— Start EXCERPTED DATA —
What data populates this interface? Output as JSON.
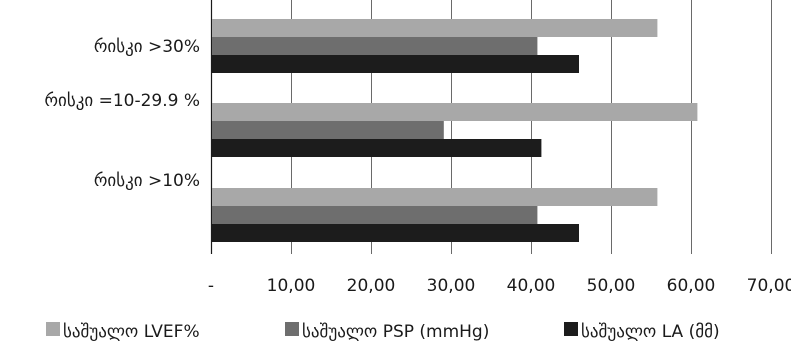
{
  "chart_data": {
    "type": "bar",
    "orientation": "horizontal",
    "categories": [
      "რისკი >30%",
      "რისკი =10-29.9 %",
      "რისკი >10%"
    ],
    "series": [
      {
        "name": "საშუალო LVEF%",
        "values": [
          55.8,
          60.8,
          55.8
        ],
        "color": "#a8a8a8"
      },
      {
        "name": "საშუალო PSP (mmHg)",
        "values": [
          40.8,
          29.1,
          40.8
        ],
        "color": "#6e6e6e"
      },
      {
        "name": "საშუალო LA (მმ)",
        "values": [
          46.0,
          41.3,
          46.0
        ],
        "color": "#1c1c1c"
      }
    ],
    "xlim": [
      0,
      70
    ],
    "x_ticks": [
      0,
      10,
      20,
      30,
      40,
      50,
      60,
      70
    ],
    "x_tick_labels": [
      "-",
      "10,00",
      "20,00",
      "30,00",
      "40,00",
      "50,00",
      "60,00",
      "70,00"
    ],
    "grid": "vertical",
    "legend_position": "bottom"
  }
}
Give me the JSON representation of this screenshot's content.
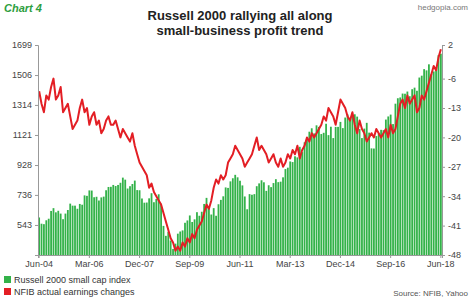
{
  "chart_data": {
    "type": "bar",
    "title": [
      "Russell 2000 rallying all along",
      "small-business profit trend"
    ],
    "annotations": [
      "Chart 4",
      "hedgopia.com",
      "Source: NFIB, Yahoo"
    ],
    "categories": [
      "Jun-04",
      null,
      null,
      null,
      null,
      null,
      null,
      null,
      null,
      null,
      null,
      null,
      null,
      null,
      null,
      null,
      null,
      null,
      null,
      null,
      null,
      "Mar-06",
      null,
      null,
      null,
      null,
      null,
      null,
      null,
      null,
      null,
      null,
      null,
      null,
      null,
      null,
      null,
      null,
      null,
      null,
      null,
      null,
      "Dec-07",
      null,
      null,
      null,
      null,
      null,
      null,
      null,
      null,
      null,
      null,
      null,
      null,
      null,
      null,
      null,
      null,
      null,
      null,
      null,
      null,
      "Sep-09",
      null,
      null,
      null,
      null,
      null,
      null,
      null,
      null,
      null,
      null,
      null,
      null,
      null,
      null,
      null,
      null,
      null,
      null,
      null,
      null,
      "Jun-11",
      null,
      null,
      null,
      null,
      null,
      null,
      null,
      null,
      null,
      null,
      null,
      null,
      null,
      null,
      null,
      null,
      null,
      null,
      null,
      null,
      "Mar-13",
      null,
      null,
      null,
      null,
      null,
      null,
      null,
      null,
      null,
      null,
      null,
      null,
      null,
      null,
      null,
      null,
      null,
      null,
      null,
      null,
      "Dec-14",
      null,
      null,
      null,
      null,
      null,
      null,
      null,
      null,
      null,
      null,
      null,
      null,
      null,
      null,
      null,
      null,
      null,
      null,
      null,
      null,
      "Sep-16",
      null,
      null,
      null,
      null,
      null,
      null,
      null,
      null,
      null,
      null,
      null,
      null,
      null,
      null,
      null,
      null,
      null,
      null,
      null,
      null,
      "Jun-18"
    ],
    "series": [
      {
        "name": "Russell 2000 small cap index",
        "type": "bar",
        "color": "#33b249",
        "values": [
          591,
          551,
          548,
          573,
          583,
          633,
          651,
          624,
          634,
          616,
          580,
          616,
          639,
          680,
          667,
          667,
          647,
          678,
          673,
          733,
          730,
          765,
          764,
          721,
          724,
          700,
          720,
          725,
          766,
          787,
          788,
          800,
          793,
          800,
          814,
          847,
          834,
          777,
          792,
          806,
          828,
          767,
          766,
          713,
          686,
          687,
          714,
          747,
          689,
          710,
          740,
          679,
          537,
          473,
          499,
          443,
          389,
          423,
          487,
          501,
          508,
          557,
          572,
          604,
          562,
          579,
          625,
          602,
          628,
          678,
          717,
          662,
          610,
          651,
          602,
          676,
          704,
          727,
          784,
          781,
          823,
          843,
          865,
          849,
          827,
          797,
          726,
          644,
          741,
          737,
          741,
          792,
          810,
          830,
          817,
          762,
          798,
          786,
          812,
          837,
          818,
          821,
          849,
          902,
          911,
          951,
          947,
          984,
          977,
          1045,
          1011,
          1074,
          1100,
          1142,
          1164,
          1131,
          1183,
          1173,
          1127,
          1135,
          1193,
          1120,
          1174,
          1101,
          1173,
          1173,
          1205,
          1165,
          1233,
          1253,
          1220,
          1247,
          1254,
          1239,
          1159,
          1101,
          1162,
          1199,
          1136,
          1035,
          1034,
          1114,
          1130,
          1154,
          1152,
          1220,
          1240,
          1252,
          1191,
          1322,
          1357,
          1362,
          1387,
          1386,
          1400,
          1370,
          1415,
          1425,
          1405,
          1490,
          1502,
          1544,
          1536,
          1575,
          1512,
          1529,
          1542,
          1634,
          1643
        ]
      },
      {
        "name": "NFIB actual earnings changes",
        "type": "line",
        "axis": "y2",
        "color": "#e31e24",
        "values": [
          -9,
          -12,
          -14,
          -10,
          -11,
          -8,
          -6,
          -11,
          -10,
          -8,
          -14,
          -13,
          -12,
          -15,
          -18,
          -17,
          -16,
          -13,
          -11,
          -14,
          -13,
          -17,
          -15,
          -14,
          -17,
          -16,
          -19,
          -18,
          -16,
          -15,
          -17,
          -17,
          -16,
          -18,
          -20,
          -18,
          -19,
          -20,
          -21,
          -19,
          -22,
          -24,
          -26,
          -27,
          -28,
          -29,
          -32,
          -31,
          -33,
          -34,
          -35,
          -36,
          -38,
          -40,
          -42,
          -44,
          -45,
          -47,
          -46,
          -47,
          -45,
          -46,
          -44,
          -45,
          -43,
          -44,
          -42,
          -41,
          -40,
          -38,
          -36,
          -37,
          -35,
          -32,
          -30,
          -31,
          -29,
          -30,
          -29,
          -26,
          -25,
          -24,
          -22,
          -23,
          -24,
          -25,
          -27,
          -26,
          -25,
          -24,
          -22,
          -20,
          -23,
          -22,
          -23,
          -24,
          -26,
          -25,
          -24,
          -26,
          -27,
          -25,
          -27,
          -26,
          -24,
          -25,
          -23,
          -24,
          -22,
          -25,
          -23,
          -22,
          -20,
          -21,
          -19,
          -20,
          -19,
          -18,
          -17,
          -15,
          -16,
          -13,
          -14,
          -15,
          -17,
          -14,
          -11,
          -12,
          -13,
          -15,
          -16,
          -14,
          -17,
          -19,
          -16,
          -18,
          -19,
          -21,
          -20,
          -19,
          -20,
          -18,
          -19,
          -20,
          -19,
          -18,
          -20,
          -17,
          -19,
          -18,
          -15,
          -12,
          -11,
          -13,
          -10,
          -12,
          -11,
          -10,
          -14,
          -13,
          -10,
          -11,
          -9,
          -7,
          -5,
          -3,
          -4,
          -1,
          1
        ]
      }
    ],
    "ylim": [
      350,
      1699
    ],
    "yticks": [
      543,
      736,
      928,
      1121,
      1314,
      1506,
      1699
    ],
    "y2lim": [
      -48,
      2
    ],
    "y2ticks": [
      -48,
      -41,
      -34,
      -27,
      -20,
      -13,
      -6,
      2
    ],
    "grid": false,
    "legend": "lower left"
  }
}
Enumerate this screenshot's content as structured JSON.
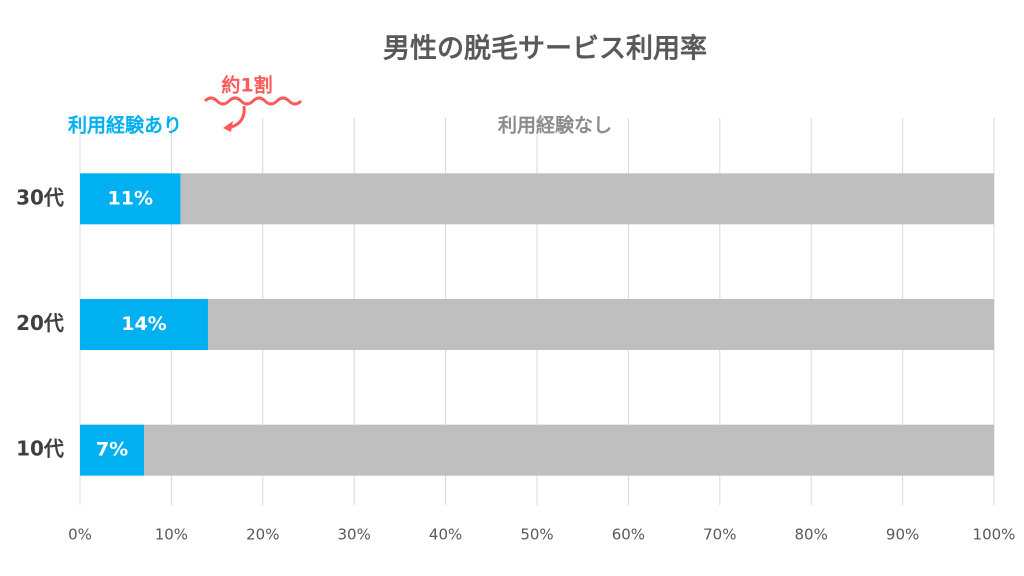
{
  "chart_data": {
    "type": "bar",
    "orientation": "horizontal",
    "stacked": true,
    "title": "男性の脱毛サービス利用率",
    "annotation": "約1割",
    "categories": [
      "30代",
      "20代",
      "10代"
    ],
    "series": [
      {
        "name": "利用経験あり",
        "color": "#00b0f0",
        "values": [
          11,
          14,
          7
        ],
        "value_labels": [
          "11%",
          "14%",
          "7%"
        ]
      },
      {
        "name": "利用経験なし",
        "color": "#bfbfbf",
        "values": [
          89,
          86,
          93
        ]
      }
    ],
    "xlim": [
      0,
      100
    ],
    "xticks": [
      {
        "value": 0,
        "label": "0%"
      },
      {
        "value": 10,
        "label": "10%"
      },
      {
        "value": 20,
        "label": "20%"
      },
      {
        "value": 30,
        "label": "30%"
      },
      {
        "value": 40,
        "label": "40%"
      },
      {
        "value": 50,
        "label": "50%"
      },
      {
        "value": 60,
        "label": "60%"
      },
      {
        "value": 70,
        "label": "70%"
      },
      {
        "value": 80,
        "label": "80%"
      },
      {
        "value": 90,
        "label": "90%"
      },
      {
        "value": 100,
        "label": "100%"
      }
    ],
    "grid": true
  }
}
— End EXCERPTED DATA —
→ **EXERCISE**
Gather each line from the entries above that includes the word "JSON".

→ **FINAL RESULT**
What data populates this interface? Output as JSON.
Give me the JSON representation of this screenshot's content.
Enumerate this screenshot's content as structured JSON.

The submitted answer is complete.